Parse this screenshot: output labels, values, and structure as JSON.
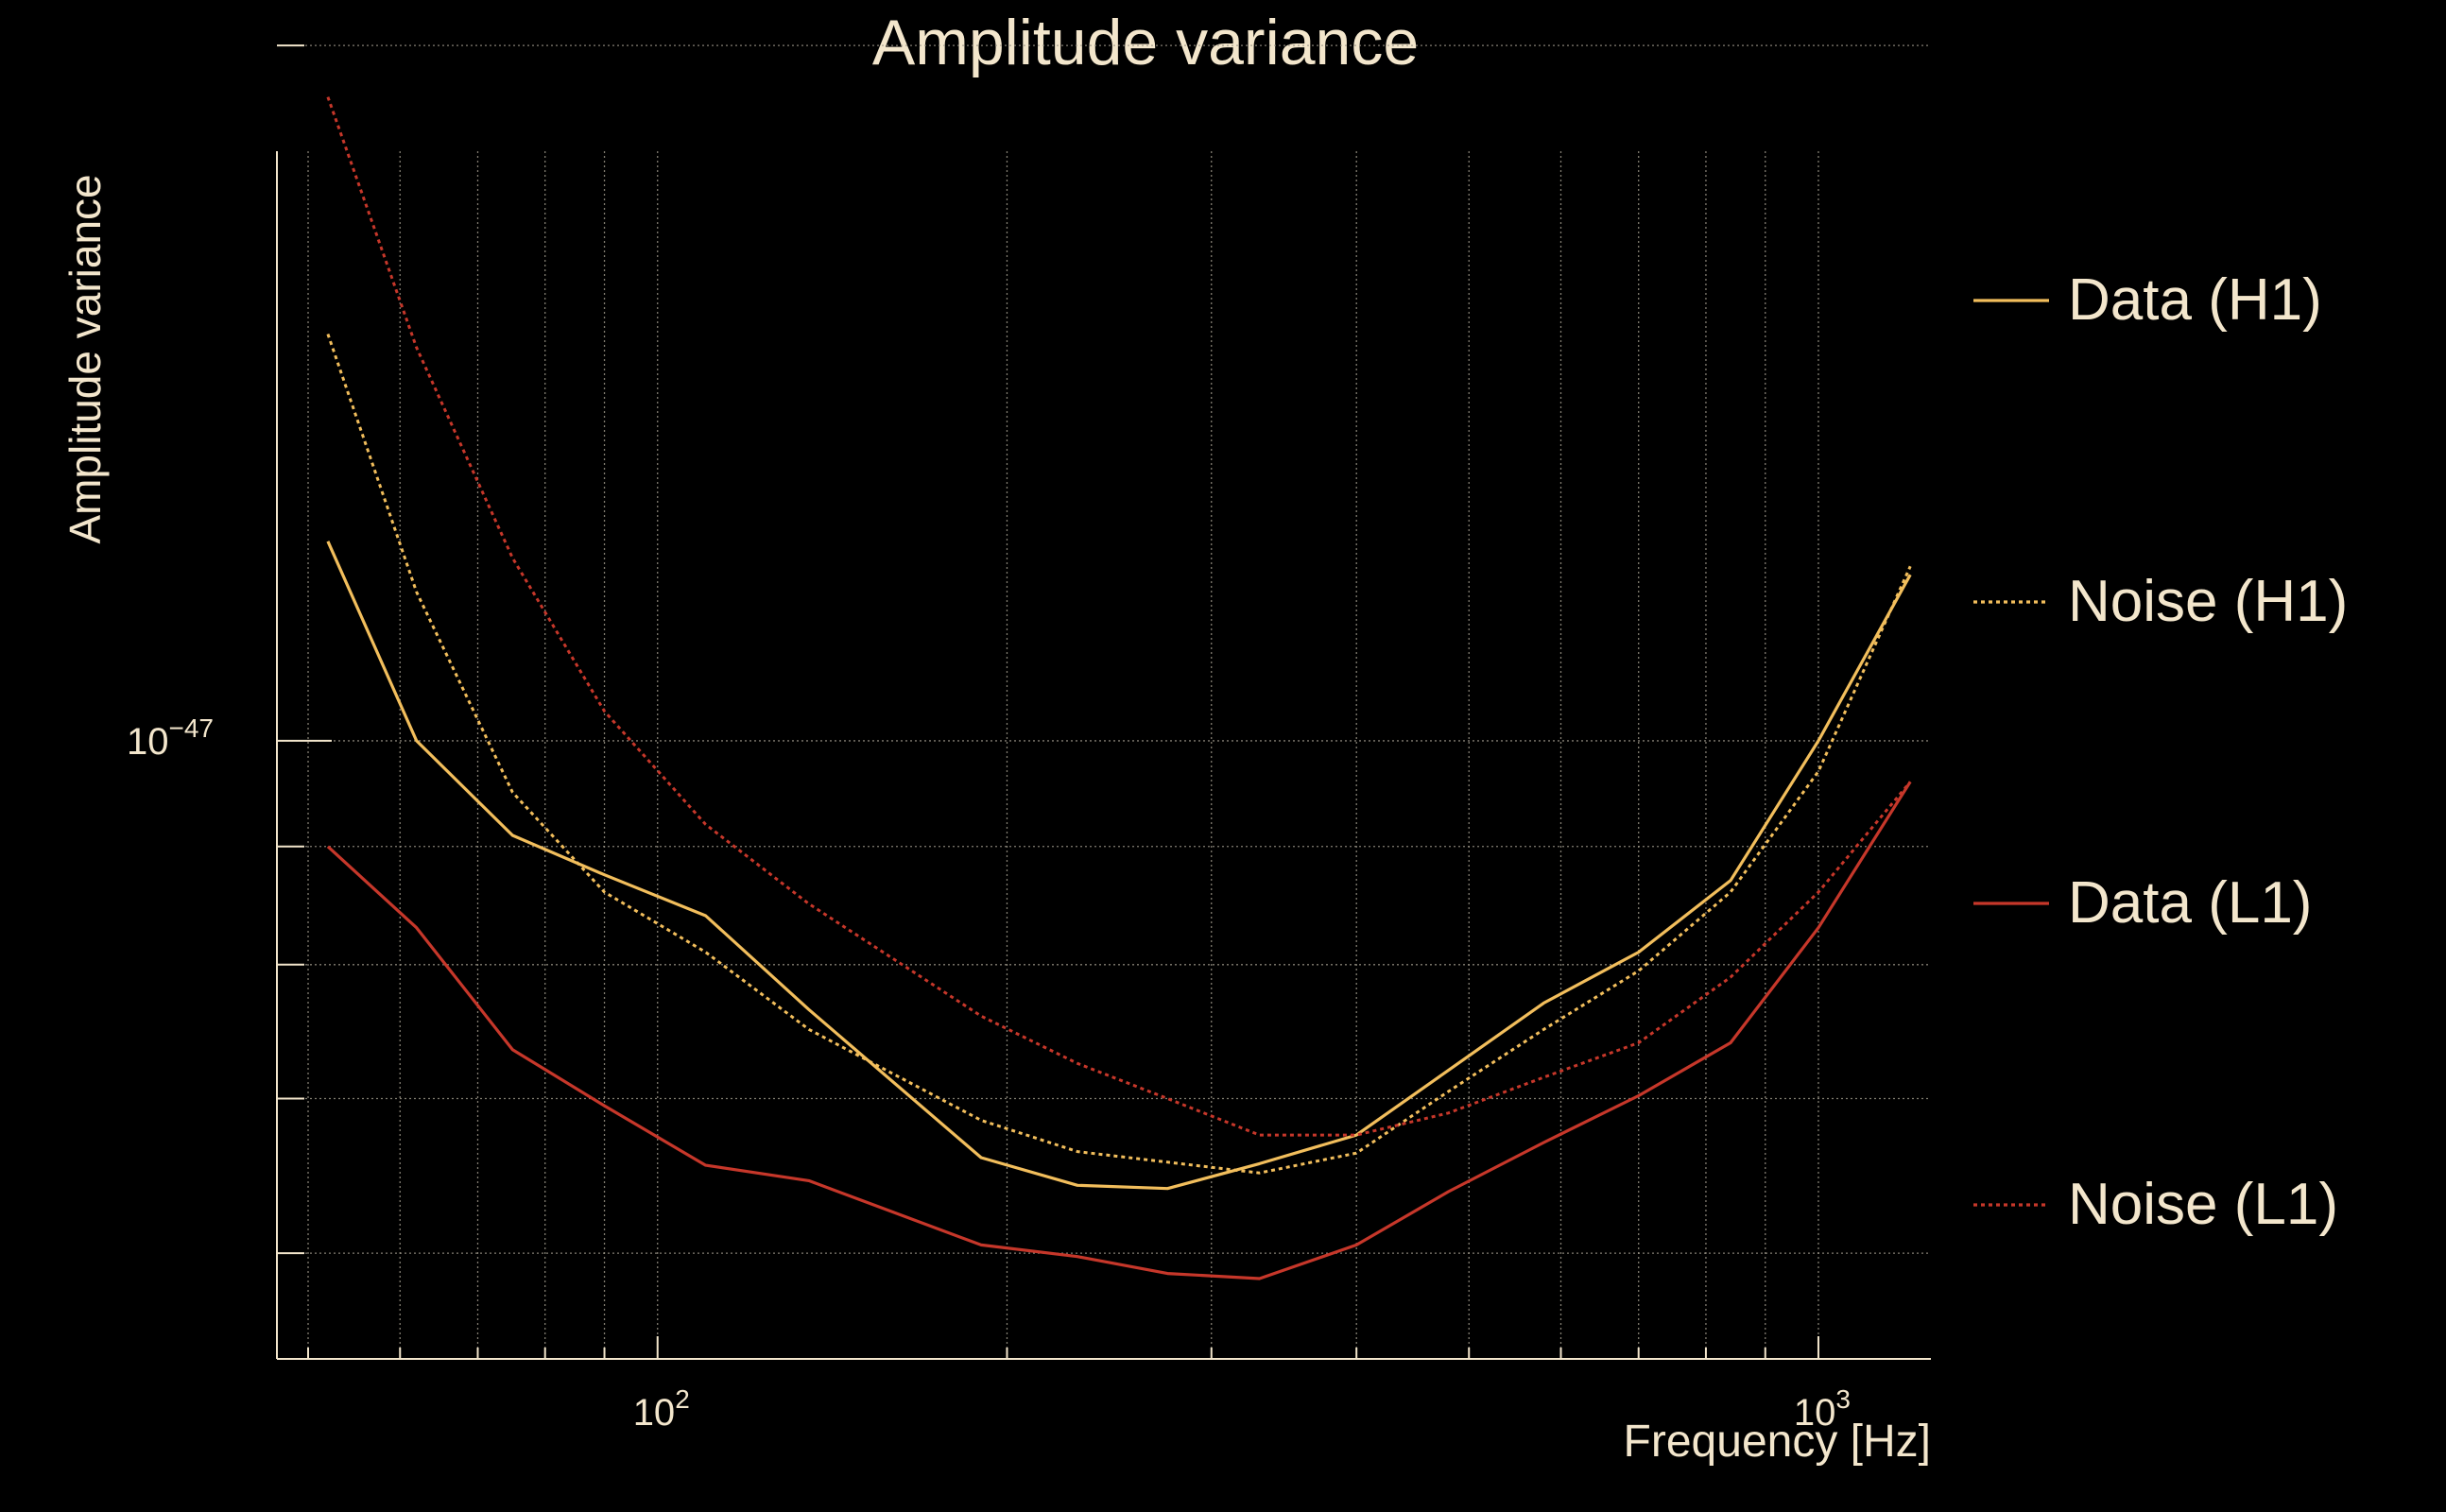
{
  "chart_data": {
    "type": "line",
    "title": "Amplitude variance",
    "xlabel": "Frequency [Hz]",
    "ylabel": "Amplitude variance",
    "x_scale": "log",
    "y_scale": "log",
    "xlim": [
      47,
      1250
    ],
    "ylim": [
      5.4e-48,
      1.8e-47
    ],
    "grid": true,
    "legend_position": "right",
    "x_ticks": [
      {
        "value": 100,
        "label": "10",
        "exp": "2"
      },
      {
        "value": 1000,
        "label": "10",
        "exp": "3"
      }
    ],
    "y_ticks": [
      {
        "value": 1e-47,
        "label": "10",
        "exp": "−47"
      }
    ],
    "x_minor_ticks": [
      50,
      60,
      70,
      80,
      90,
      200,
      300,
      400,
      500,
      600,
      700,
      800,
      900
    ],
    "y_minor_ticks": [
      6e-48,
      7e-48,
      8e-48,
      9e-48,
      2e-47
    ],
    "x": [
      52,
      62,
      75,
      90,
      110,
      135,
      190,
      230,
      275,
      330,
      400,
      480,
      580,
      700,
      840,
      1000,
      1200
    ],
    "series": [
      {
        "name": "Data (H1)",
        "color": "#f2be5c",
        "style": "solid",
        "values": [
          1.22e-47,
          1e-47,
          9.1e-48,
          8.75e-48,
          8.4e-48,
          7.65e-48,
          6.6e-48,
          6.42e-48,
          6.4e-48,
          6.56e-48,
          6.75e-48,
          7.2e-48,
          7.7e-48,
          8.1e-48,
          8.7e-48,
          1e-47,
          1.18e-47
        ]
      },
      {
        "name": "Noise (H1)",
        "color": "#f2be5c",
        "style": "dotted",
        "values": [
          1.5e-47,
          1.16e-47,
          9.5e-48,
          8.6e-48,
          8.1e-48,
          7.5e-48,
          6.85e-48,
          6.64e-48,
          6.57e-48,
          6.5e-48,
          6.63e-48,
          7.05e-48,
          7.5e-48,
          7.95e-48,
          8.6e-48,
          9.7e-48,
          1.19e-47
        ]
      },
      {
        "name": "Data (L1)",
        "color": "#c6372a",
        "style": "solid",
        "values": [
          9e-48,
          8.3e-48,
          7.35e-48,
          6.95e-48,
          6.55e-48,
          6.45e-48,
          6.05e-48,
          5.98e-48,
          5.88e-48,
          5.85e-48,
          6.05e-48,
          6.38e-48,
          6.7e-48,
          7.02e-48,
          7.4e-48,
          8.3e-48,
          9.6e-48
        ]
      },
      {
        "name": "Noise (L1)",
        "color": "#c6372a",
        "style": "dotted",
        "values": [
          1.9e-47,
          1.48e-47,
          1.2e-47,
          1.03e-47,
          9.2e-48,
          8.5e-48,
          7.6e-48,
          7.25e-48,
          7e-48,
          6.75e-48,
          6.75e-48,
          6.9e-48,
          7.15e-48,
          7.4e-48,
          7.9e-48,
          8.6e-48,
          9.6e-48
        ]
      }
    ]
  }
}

---+---

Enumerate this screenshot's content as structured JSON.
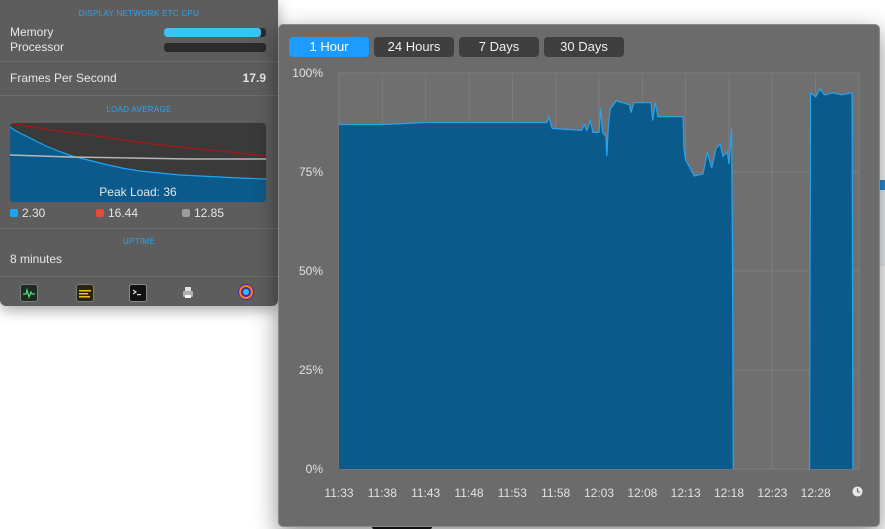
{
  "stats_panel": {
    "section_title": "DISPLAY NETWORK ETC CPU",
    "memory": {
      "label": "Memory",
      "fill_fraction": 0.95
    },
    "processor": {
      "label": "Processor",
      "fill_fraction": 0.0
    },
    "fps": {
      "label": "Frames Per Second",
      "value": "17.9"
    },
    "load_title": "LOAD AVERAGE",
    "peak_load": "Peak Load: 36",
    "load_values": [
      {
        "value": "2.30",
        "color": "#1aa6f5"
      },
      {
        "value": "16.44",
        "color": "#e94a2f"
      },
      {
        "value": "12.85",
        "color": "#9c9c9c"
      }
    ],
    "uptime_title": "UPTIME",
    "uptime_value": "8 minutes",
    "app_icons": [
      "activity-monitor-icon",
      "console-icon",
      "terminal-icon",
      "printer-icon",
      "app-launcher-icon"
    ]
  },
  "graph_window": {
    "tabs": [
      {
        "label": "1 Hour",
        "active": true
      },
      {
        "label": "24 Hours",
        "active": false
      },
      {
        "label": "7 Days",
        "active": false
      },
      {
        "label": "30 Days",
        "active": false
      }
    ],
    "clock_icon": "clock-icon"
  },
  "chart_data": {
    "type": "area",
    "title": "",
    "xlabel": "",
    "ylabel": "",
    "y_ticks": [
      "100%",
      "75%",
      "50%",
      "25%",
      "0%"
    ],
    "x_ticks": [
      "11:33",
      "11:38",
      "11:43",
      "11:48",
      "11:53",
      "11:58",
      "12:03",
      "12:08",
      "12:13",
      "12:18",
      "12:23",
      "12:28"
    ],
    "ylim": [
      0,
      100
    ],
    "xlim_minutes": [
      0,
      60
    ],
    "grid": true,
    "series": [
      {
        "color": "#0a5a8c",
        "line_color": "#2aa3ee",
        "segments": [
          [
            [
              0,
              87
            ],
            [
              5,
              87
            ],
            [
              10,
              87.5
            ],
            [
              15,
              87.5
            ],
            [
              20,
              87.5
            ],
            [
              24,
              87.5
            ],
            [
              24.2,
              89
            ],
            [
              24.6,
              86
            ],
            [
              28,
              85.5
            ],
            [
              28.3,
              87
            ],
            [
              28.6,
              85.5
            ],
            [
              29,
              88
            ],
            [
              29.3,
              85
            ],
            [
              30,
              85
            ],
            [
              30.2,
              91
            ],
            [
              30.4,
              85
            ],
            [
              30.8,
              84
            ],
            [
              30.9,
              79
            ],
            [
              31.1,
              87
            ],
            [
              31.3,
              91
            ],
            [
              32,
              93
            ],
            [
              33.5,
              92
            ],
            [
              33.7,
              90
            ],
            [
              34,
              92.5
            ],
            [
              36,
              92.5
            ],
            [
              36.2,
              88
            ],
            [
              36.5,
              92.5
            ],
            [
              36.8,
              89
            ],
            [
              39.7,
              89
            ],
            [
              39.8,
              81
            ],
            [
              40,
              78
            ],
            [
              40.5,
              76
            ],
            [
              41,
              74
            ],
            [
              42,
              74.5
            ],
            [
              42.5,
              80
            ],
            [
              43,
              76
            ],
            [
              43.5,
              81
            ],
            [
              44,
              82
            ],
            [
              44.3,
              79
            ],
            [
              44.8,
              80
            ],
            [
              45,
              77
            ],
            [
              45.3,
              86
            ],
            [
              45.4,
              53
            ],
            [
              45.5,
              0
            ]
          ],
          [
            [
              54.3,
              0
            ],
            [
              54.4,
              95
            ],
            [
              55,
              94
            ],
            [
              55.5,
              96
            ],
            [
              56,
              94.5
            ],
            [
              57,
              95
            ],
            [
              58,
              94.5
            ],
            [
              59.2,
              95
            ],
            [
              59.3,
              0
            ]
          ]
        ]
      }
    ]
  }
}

---+---

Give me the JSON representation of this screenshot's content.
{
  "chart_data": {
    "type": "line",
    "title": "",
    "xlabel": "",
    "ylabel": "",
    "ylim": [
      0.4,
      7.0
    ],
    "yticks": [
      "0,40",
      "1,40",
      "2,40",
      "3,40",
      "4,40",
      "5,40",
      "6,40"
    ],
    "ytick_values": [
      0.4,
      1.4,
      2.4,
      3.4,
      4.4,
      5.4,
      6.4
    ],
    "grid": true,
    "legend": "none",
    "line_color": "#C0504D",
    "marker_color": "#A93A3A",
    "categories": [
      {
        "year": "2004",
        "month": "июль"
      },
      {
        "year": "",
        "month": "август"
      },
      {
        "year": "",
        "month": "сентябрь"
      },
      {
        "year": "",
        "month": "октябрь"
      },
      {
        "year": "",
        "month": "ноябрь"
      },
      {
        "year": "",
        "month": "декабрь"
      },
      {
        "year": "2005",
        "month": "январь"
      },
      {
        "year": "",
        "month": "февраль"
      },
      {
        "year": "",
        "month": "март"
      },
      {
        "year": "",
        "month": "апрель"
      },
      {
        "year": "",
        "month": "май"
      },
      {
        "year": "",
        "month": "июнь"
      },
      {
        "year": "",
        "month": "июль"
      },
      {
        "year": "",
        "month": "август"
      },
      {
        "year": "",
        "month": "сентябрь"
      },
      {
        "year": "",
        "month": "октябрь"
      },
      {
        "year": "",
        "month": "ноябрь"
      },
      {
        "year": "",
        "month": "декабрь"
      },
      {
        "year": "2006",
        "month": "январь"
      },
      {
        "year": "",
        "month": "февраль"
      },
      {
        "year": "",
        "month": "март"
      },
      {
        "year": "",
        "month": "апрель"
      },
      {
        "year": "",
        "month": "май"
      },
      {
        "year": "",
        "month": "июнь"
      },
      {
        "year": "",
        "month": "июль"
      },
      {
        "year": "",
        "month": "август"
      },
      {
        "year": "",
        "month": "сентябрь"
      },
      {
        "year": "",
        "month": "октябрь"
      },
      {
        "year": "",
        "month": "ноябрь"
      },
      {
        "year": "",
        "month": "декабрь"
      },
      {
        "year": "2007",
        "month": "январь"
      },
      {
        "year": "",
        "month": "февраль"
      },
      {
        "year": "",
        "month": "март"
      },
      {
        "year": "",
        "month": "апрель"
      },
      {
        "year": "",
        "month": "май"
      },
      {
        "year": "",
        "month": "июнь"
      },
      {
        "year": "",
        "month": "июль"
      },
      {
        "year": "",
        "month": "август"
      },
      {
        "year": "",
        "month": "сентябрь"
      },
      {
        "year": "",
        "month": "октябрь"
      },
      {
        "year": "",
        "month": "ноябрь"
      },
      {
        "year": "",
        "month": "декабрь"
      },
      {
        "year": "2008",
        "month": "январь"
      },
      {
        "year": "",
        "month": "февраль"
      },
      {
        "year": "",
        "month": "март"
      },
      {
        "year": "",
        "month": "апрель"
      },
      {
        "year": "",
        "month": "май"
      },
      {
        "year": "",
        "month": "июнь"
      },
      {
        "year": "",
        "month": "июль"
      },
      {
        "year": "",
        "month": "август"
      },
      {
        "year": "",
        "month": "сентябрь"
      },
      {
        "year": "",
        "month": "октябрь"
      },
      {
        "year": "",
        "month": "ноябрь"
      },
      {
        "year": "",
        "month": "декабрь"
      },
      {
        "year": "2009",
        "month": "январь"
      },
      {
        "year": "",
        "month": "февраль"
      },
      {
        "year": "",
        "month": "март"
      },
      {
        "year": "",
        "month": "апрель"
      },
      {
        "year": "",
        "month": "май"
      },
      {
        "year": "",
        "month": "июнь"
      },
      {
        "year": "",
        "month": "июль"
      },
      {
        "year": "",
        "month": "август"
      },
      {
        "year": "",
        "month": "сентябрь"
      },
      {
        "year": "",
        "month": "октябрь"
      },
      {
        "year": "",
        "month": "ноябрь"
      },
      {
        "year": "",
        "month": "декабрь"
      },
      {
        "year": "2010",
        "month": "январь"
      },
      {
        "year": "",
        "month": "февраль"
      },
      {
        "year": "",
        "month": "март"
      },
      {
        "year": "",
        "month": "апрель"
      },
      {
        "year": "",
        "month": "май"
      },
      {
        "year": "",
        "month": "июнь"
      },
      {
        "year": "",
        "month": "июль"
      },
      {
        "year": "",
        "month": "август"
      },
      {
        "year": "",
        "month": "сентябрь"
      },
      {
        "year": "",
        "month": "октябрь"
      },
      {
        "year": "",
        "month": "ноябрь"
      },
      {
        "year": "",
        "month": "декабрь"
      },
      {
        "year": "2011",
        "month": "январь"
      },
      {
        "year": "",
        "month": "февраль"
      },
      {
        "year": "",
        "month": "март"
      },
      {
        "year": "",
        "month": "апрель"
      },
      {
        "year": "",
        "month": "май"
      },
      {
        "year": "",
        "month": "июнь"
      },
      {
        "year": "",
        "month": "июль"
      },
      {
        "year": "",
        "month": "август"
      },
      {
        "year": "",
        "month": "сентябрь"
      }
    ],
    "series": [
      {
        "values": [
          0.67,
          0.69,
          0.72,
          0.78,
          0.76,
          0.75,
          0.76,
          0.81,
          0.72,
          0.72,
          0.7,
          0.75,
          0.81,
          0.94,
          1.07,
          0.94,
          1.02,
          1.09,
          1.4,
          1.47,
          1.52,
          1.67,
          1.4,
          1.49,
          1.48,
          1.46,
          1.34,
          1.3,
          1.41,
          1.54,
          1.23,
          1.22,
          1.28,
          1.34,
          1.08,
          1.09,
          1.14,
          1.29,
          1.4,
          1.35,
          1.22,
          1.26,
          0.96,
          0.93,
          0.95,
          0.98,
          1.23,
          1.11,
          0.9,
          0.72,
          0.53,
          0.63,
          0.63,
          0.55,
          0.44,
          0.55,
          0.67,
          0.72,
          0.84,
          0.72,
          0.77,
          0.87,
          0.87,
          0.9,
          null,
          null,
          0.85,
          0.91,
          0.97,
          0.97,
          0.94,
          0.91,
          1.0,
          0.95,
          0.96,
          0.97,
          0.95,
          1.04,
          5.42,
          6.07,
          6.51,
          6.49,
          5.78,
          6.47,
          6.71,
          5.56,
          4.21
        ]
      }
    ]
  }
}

---+---

* [PROBLEM STATEMENT]
Show every line from the entries above in which "this" appears.

* [ANSWER BELOW]
Parse this screenshot: output labels, values, and structure as JSON.
Enumerate this screenshot's content as structured JSON.
Give me the JSON representation of this screenshot's content.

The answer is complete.